■ What this task involves:
Restate the entries below word for word, omitting nothing.

◇ ◇ ◇

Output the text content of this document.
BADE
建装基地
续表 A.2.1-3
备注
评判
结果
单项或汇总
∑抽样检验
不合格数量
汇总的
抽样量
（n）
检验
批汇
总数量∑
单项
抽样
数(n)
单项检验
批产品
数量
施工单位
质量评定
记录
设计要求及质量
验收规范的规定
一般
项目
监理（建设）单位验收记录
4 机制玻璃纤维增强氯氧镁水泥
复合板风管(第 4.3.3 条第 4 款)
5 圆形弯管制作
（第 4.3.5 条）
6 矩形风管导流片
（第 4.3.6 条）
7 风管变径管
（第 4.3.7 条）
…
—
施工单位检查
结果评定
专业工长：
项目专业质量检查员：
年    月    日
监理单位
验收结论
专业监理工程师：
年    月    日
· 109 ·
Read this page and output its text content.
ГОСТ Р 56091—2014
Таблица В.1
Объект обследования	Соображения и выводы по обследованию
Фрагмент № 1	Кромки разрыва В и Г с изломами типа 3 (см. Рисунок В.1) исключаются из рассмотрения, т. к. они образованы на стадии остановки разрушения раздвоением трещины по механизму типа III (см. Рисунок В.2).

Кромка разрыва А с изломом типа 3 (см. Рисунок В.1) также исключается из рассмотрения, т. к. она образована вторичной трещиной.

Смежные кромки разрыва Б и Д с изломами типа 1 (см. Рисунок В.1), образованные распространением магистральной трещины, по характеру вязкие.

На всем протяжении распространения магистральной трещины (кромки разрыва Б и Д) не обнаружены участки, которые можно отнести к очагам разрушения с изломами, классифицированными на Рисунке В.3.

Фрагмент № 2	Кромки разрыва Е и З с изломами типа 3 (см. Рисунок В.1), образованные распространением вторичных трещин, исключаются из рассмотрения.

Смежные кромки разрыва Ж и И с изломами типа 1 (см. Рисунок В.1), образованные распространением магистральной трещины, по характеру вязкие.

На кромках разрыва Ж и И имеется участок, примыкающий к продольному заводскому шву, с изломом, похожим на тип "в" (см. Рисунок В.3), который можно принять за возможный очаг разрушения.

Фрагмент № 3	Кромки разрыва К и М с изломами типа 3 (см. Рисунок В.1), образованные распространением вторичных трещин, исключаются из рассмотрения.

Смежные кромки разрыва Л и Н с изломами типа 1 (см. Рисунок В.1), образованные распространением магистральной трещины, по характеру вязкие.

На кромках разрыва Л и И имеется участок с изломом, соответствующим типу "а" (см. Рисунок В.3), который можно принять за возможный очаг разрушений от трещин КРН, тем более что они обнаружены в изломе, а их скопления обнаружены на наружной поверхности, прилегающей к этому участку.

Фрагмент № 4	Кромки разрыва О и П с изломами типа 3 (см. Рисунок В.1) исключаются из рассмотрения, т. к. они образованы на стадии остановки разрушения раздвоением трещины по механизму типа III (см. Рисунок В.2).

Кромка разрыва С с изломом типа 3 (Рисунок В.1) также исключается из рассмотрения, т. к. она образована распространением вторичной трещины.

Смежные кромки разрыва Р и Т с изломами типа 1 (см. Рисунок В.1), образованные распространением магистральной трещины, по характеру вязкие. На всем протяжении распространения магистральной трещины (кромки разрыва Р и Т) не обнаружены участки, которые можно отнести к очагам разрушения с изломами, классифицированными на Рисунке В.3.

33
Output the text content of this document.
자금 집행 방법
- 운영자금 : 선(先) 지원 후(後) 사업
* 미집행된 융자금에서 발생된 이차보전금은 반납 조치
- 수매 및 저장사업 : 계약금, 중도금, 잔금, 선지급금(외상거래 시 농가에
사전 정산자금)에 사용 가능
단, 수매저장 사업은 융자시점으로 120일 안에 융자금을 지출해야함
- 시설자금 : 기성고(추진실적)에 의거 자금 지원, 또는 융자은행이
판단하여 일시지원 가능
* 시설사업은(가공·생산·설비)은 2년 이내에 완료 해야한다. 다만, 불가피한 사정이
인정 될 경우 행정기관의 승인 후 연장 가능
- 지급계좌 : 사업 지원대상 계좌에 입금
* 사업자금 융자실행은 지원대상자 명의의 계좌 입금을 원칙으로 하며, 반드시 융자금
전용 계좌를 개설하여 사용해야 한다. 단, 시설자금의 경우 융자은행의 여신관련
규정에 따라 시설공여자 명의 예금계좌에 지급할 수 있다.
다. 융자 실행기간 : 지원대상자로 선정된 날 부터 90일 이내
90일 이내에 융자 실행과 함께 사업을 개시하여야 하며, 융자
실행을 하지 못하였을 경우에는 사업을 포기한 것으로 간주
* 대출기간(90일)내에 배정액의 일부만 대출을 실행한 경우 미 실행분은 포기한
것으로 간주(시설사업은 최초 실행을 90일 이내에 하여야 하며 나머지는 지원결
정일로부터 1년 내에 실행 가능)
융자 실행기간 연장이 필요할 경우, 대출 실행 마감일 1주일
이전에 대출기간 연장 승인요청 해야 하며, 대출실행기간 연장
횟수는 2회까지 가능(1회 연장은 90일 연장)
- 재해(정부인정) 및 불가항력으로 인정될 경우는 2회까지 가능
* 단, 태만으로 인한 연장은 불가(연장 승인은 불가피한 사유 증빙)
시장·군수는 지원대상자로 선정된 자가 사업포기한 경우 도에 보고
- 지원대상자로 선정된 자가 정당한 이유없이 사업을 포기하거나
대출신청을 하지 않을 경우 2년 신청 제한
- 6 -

◇ ◇ ◇

■ Answer in full:
Output the text content of this document.
BADE
建装基地
续表 A.2.1-3
备注
评判
结果
单项或汇总
∑抽样检验
不合格数量
汇总的
抽样量
（n）
检验
批汇
总数量∑
单项
抽样
数(n)
单项检验
批产品
数量
施工单位
质量评定
记录
设计要求及质量
验收规范的规定
一般
项目
监理（建设）单位验收记录
4 机制玻璃纤维增强氯氧镁水泥
复合板风管(第 4.3.3 条第 4 款)
5 圆形弯管制作
（第 4.3.5 条）
6 矩形风管导流片
（第 4.3.6 条）
7 风管变径管
（第 4.3.7 条）
…
—
施工单位检查
结果评定
专业工长：
项目专业质量检查员：
年    月    日
监理单位
验收结论
专业监理工程师：
年    月    日
· 109 ·
Read this page and output its text content.
ГОСТ Р 56091—2014
Таблица В.1
Объект обследования	Соображения и выводы по обследованию
Фрагмент № 1	Кромки разрыва В и Г с изломами типа 3 (см. Рисунок В.1) исключаются из рассмотрения, т. к. они образованы на стадии остановки разрушения раздвоением трещины по механизму типа III (см. Рисунок В.2).

Кромка разрыва А с изломом типа 3 (см. Рисунок В.1) также исключается из рассмотрения, т. к. она образована вторичной трещиной.

Смежные кромки разрыва Б и Д с изломами типа 1 (см. Рисунок В.1), образованные распространением магистральной трещины, по характеру вязкие.

На всем протяжении распространения магистральной трещины (кромки разрыва Б и Д) не обнаружены участки, которые можно отнести к очагам разрушения с изломами, классифицированными на Рисунке В.3.

Фрагмент № 2	Кромки разрыва Е и З с изломами типа 3 (см. Рисунок В.1), образованные распространением вторичных трещин, исключаются из рассмотрения.

Смежные кромки разрыва Ж и И с изломами типа 1 (см. Рисунок В.1), образованные распространением магистральной трещины, по характеру вязкие.

На кромках разрыва Ж и И имеется участок, примыкающий к продольному заводскому шву, с изломом, похожим на тип "в" (см. Рисунок В.3), который можно принять за возможный очаг разрушения.

Фрагмент № 3	Кромки разрыва К и М с изломами типа 3 (см. Рисунок В.1), образованные распространением вторичных трещин, исключаются из рассмотрения.

Смежные кромки разрыва Л и Н с изломами типа 1 (см. Рисунок В.1), образованные распространением магистральной трещины, по характеру вязкие.

На кромках разрыва Л и И имеется участок с изломом, соответствующим типу "а" (см. Рисунок В.3), который можно принять за возможный очаг разрушений от трещин КРН, тем более что они обнаружены в изломе, а их скопления обнаружены на наружной поверхности, прилегающей к этому участку.

Фрагмент № 4	Кромки разрыва О и П с изломами типа 3 (см. Рисунок В.1) исключаются из рассмотрения, т. к. они образованы на стадии остановки разрушения раздвоением трещины по механизму типа III (см. Рисунок В.2).

Кромка разрыва С с изломом типа 3 (Рисунок В.1) также исключается из рассмотрения, т. к. она образована распространением вторичной трещины.

Смежные кромки разрыва Р и Т с изломами типа 1 (см. Рисунок В.1), образованные распространением магистральной трещины, по характеру вязкие. На всем протяжении распространения магистральной трещины (кромки разрыва Р и Т) не обнаружены участки, которые можно отнести к очагам разрушения с изломами, классифицированными на Рисунке В.3.

33
Output the text content of this document.
자금 집행 방법
- 운영자금 : 선(先) 지원 후(後) 사업
* 미집행된 융자금에서 발생된 이차보전금은 반납 조치
- 수매 및 저장사업 : 계약금, 중도금, 잔금, 선지급금(외상거래 시 농가에
사전 정산자금)에 사용 가능
단, 수매저장 사업은 융자시점으로 120일 안에 융자금을 지출해야함
- 시설자금 : 기성고(추진실적)에 의거 자금 지원, 또는 융자은행이
판단하여 일시지원 가능
* 시설사업은(가공·생산·설비)은 2년 이내에 완료 해야한다. 다만, 불가피한 사정이
인정 될 경우 행정기관의 승인 후 연장 가능
- 지급계좌 : 사업 지원대상 계좌에 입금
* 사업자금 융자실행은 지원대상자 명의의 계좌 입금을 원칙으로 하며, 반드시 융자금
전용 계좌를 개설하여 사용해야 한다. 단, 시설자금의 경우 융자은행의 여신관련
규정에 따라 시설공여자 명의 예금계좌에 지급할 수 있다.
다. 융자 실행기간 : 지원대상자로 선정된 날 부터 90일 이내
90일 이내에 융자 실행과 함께 사업을 개시하여야 하며, 융자
실행을 하지 못하였을 경우에는 사업을 포기한 것으로 간주
* 대출기간(90일)내에 배정액의 일부만 대출을 실행한 경우 미 실행분은 포기한
것으로 간주(시설사업은 최초 실행을 90일 이내에 하여야 하며 나머지는 지원결
정일로부터 1년 내에 실행 가능)
융자 실행기간 연장이 필요할 경우, 대출 실행 마감일 1주일
이전에 대출기간 연장 승인요청 해야 하며, 대출실행기간 연장
횟수는 2회까지 가능(1회 연장은 90일 연장)
- 재해(정부인정) 및 불가항력으로 인정될 경우는 2회까지 가능
* 단, 태만으로 인한 연장은 불가(연장 승인은 불가피한 사유 증빙)
시장·군수는 지원대상자로 선정된 자가 사업포기한 경우 도에 보고
- 지원대상자로 선정된 자가 정당한 이유없이 사업을 포기하거나
대출신청을 하지 않을 경우 2년 신청 제한
- 6 -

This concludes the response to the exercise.